Labeled region entries
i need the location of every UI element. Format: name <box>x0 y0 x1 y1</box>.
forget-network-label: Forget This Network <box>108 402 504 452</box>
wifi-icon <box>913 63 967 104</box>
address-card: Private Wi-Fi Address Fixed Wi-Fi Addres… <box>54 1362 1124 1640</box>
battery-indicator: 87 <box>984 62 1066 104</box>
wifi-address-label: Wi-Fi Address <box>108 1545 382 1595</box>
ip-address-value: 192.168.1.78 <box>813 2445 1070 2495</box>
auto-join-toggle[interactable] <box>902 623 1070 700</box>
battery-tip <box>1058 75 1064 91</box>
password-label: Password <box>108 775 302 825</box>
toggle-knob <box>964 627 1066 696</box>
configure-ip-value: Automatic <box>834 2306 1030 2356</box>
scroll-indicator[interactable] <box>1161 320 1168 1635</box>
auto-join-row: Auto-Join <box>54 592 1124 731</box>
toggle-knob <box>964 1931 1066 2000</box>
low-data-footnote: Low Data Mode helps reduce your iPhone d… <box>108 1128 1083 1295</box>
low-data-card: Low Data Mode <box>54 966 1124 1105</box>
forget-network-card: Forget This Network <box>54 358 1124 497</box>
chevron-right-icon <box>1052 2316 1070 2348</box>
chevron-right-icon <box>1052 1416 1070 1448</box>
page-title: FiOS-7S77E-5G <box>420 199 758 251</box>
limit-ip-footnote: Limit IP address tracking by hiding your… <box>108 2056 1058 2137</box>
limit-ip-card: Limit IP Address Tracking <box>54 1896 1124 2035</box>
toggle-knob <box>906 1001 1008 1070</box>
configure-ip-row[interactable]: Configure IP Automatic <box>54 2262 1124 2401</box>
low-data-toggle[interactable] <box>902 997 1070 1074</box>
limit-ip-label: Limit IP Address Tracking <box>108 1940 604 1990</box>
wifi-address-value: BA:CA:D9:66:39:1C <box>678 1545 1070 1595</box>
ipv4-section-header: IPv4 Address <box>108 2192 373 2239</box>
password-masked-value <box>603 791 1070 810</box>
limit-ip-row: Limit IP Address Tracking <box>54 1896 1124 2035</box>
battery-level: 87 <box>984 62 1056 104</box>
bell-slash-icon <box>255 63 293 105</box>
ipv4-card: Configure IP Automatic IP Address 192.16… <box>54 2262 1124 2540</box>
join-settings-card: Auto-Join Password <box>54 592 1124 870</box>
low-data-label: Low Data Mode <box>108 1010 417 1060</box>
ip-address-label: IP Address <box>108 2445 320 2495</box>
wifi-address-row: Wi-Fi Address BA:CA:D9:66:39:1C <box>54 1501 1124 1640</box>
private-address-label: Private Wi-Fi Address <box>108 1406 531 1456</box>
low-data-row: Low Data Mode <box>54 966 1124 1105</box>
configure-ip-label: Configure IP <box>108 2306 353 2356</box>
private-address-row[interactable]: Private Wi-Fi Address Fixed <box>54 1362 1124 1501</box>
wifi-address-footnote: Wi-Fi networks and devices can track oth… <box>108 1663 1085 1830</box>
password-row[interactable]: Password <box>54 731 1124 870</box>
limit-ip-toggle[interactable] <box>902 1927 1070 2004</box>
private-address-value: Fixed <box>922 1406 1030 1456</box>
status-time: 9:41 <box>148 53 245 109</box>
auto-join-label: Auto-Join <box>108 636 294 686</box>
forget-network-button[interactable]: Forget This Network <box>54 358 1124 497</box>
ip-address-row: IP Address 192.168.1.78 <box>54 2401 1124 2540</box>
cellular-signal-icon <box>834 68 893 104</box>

● What needs to be done: Reproduce every line of the listing above unchanged.

● Written solution:
i need the location of every UI element. Format: name <box>x0 y0 x1 y1</box>.
forget-network-label: Forget This Network <box>108 402 504 452</box>
wifi-icon <box>913 63 967 104</box>
address-card: Private Wi-Fi Address Fixed Wi-Fi Addres… <box>54 1362 1124 1640</box>
battery-indicator: 87 <box>984 62 1066 104</box>
wifi-address-label: Wi-Fi Address <box>108 1545 382 1595</box>
ip-address-value: 192.168.1.78 <box>813 2445 1070 2495</box>
auto-join-toggle[interactable] <box>902 623 1070 700</box>
battery-tip <box>1058 75 1064 91</box>
password-label: Password <box>108 775 302 825</box>
toggle-knob <box>964 627 1066 696</box>
configure-ip-value: Automatic <box>834 2306 1030 2356</box>
scroll-indicator[interactable] <box>1161 320 1168 1635</box>
auto-join-row: Auto-Join <box>54 592 1124 731</box>
toggle-knob <box>964 1931 1066 2000</box>
low-data-footnote: Low Data Mode helps reduce your iPhone d… <box>108 1128 1083 1295</box>
low-data-card: Low Data Mode <box>54 966 1124 1105</box>
forget-network-card: Forget This Network <box>54 358 1124 497</box>
chevron-right-icon <box>1052 2316 1070 2348</box>
chevron-right-icon <box>1052 1416 1070 1448</box>
page-title: FiOS-7S77E-5G <box>420 199 758 251</box>
limit-ip-footnote: Limit IP address tracking by hiding your… <box>108 2056 1058 2137</box>
limit-ip-card: Limit IP Address Tracking <box>54 1896 1124 2035</box>
toggle-knob <box>906 1001 1008 1070</box>
configure-ip-row[interactable]: Configure IP Automatic <box>54 2262 1124 2401</box>
low-data-toggle[interactable] <box>902 997 1070 1074</box>
limit-ip-label: Limit IP Address Tracking <box>108 1940 604 1990</box>
wifi-address-value: BA:CA:D9:66:39:1C <box>678 1545 1070 1595</box>
ipv4-section-header: IPv4 Address <box>108 2192 373 2239</box>
password-masked-value <box>603 791 1070 810</box>
limit-ip-row: Limit IP Address Tracking <box>54 1896 1124 2035</box>
battery-level: 87 <box>984 62 1056 104</box>
bell-slash-icon <box>255 63 293 105</box>
ipv4-card: Configure IP Automatic IP Address 192.16… <box>54 2262 1124 2540</box>
join-settings-card: Auto-Join Password <box>54 592 1124 870</box>
low-data-label: Low Data Mode <box>108 1010 417 1060</box>
ip-address-label: IP Address <box>108 2445 320 2495</box>
wifi-address-row: Wi-Fi Address BA:CA:D9:66:39:1C <box>54 1501 1124 1640</box>
private-address-label: Private Wi-Fi Address <box>108 1406 531 1456</box>
low-data-row: Low Data Mode <box>54 966 1124 1105</box>
configure-ip-label: Configure IP <box>108 2306 353 2356</box>
private-address-row[interactable]: Private Wi-Fi Address Fixed <box>54 1362 1124 1501</box>
wifi-address-footnote: Wi-Fi networks and devices can track oth… <box>108 1663 1085 1830</box>
password-row[interactable]: Password <box>54 731 1124 870</box>
limit-ip-toggle[interactable] <box>902 1927 1070 2004</box>
private-address-value: Fixed <box>922 1406 1030 1456</box>
status-time: 9:41 <box>148 53 245 109</box>
auto-join-label: Auto-Join <box>108 636 294 686</box>
forget-network-button[interactable]: Forget This Network <box>54 358 1124 497</box>
ip-address-row: IP Address 192.168.1.78 <box>54 2401 1124 2540</box>
cellular-signal-icon <box>834 68 893 104</box>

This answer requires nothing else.